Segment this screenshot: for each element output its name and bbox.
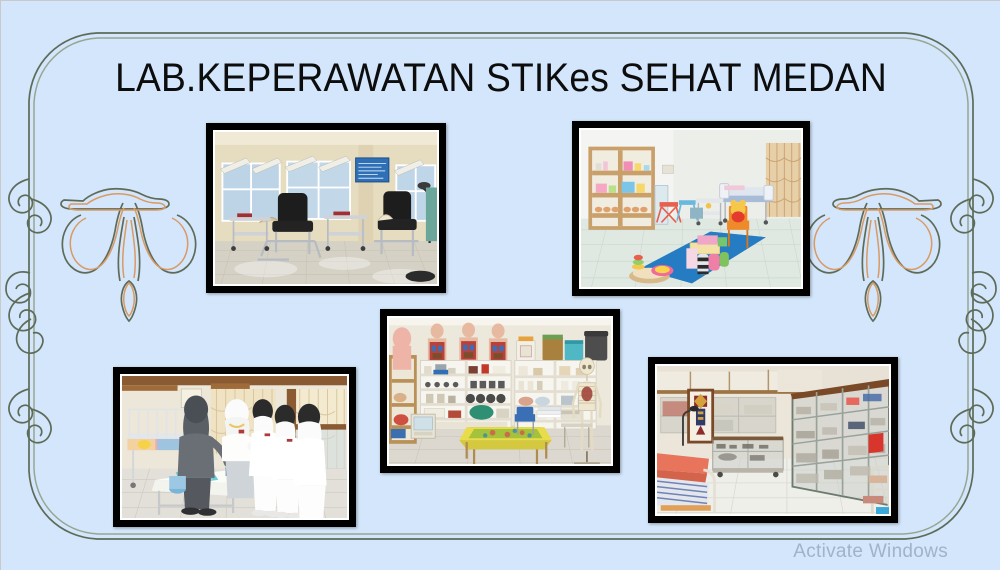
pediatric-lab-image — [581, 130, 801, 289]
maternity-lab-photo[interactable] — [206, 123, 446, 293]
equipment-storage-image — [657, 366, 889, 516]
anatomy-lab-image — [389, 318, 611, 466]
equipment-storage-photo[interactable] — [648, 357, 898, 523]
infant-care-practice-photo[interactable] — [113, 367, 356, 527]
activate-windows-watermark: Activate Windows — [793, 541, 948, 563]
page-title: LAB.KEPERAWATAN STIKes SEHAT MEDAN — [36, 56, 966, 101]
maternity-lab-image — [215, 132, 437, 286]
presentation-slide: LAB.KEPERAWATAN STIKes SEHAT MEDAN — [0, 0, 1000, 570]
infant-care-practice-image — [122, 376, 347, 520]
anatomy-lab-photo[interactable] — [380, 309, 620, 473]
pediatric-lab-photo[interactable] — [572, 121, 810, 296]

== Required task ==
Print every line of the entries above word for word, omitting the pictures.

== Response to this task ==
Segment this screenshot: for each element output its name and bbox.
pediatric-lab-image — [581, 130, 801, 289]
maternity-lab-photo[interactable] — [206, 123, 446, 293]
equipment-storage-image — [657, 366, 889, 516]
anatomy-lab-image — [389, 318, 611, 466]
equipment-storage-photo[interactable] — [648, 357, 898, 523]
infant-care-practice-photo[interactable] — [113, 367, 356, 527]
activate-windows-watermark: Activate Windows — [793, 541, 948, 563]
page-title: LAB.KEPERAWATAN STIKes SEHAT MEDAN — [36, 56, 966, 101]
maternity-lab-image — [215, 132, 437, 286]
presentation-slide: LAB.KEPERAWATAN STIKes SEHAT MEDAN — [0, 0, 1000, 570]
infant-care-practice-image — [122, 376, 347, 520]
anatomy-lab-photo[interactable] — [380, 309, 620, 473]
pediatric-lab-photo[interactable] — [572, 121, 810, 296]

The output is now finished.